• **Excerpted records**
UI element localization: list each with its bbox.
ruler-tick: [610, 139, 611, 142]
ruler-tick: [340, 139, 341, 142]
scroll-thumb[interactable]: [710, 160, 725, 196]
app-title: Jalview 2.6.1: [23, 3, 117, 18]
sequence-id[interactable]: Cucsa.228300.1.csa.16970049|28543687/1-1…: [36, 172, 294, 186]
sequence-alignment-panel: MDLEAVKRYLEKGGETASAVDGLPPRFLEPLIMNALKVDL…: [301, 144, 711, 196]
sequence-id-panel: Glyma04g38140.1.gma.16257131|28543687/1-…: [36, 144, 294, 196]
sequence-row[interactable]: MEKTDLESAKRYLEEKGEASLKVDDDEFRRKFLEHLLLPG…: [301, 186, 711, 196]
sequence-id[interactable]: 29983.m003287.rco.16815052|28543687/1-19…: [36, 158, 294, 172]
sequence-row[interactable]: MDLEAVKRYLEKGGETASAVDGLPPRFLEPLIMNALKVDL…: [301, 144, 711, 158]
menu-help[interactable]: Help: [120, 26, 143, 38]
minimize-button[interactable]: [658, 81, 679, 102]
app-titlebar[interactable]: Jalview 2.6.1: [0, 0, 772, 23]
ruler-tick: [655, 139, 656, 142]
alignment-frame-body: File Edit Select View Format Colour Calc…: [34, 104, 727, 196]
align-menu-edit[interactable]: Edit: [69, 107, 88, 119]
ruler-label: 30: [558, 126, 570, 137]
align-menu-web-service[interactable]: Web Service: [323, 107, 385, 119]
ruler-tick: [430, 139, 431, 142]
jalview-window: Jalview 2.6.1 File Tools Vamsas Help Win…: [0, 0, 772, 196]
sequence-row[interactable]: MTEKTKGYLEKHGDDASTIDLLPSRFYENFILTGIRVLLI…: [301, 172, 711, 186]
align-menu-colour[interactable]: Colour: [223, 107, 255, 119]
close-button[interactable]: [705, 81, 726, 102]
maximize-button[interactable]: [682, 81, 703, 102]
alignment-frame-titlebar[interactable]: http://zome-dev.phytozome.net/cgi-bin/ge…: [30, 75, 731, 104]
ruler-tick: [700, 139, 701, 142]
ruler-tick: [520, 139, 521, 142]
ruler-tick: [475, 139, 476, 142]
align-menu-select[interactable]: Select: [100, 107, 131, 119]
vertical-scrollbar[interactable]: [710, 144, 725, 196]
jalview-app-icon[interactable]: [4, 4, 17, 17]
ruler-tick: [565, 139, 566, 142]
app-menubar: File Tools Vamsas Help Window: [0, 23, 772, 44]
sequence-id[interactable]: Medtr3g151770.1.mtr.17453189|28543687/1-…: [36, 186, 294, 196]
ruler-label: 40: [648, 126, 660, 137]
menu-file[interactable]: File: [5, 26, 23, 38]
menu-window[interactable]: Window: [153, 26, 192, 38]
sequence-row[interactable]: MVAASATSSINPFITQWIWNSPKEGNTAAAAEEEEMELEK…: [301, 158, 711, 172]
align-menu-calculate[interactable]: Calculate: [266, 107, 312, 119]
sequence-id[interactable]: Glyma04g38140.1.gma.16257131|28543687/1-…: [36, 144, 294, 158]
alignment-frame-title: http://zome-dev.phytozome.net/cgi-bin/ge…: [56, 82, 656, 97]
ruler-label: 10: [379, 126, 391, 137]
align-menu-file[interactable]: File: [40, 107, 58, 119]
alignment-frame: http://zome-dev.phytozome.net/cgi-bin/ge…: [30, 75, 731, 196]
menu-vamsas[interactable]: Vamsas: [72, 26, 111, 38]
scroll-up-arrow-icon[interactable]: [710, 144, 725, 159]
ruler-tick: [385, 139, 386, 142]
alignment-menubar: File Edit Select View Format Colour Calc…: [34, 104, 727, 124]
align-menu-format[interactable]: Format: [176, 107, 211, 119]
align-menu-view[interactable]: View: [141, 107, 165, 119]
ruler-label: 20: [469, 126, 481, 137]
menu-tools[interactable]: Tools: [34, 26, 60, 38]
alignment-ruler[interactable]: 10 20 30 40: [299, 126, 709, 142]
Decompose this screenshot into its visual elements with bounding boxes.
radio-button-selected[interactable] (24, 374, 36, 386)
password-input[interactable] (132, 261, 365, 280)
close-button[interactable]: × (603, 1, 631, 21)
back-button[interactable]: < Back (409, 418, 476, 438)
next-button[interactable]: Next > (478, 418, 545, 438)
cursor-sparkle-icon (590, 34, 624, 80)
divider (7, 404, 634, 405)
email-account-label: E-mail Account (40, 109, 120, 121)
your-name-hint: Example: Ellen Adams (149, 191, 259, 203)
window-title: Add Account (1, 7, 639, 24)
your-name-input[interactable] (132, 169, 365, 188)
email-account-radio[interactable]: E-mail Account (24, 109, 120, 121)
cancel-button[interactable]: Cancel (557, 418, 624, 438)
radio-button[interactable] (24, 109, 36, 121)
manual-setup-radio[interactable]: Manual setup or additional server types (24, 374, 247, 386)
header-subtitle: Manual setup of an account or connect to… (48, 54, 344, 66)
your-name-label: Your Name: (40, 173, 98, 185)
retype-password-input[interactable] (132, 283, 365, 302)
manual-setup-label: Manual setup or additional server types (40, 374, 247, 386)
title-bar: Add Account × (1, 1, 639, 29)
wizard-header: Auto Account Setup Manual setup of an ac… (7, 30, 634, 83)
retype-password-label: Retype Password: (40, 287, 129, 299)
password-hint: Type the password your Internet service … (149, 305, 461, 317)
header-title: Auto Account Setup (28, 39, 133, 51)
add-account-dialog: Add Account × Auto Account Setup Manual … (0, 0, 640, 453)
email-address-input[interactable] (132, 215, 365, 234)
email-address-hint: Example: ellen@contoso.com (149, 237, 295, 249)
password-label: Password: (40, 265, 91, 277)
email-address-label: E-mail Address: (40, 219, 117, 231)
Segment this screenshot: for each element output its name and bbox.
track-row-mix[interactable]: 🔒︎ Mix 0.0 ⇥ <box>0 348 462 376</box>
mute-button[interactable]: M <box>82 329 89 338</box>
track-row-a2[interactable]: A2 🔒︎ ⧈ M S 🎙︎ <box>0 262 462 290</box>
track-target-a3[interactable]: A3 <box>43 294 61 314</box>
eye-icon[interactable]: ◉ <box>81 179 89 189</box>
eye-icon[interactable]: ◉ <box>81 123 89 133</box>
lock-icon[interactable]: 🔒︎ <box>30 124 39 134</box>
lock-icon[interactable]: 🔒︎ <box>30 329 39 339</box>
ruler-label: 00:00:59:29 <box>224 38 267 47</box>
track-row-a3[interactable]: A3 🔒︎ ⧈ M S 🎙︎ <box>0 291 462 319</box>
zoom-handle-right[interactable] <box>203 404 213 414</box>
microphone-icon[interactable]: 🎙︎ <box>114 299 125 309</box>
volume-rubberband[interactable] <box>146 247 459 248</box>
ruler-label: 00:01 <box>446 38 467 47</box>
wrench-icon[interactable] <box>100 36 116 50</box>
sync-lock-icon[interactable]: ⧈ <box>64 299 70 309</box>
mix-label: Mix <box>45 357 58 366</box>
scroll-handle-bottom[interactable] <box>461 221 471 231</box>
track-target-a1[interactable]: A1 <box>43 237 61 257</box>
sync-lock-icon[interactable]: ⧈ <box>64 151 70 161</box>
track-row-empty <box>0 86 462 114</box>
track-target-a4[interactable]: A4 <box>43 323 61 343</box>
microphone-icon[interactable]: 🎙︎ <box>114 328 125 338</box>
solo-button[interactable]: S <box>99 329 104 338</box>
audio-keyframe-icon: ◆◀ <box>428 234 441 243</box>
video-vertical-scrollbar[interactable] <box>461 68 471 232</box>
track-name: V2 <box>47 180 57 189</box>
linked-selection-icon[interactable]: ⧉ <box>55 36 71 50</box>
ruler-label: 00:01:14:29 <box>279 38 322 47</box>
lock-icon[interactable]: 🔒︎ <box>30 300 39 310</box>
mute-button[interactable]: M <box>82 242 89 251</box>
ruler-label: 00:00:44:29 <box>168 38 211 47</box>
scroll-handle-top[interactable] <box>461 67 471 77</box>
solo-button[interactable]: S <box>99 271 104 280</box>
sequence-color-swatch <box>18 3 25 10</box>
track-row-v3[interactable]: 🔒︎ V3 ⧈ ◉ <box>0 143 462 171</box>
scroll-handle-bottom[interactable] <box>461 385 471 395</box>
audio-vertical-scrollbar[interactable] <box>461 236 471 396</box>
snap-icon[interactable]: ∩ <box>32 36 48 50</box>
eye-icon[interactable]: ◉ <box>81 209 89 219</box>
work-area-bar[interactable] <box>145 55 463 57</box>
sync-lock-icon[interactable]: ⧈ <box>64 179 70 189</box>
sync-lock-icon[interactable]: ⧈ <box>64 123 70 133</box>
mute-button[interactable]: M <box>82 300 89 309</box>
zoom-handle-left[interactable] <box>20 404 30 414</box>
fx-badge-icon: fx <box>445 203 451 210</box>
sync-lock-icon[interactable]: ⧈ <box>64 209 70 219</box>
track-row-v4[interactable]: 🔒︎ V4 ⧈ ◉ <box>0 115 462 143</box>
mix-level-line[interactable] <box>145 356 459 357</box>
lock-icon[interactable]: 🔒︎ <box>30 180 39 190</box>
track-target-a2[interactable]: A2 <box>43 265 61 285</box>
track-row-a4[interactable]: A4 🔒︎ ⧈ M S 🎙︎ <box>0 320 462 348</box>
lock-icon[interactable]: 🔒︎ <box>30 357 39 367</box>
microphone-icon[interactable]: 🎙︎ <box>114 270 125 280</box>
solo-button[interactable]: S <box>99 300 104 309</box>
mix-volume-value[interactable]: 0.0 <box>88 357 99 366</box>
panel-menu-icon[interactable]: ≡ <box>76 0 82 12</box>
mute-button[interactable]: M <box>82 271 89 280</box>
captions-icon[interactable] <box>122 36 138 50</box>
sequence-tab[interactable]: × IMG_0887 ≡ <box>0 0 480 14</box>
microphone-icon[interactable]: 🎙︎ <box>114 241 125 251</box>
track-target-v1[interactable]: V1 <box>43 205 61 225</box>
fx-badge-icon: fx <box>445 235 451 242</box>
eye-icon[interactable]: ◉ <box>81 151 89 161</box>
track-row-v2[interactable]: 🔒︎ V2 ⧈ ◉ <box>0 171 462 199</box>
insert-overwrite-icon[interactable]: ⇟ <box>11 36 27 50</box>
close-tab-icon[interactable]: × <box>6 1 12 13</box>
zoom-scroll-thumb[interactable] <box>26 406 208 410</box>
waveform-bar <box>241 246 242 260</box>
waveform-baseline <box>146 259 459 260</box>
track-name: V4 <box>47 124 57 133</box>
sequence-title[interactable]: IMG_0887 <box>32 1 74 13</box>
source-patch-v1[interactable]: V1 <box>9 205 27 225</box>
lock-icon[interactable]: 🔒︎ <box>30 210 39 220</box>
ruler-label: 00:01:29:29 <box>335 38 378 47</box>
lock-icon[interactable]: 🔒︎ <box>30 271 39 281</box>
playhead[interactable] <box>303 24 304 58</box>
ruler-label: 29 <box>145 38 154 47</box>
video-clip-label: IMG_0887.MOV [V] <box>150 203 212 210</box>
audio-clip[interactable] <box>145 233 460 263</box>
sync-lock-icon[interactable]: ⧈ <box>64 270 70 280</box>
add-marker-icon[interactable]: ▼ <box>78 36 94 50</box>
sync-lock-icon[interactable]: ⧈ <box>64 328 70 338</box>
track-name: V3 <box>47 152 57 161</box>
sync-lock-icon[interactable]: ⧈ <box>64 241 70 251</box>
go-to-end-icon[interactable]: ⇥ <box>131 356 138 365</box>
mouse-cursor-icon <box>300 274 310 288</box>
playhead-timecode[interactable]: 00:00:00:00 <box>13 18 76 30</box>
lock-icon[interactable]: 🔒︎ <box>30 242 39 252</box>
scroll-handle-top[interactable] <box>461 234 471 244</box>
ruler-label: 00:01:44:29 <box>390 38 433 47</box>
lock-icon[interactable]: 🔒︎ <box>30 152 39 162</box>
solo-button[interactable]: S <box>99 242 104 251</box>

• **Directive**
Collect every line of the records that contains the word "Edit", matching case exactly.

• **Solution to this problem**
alignment-frame-body: File Edit Select View Format Colour Calc…: [34, 104, 727, 196]
align-menu-edit[interactable]: Edit: [69, 107, 88, 119]
alignment-menubar: File Edit Select View Format Colour Calc…: [34, 104, 727, 124]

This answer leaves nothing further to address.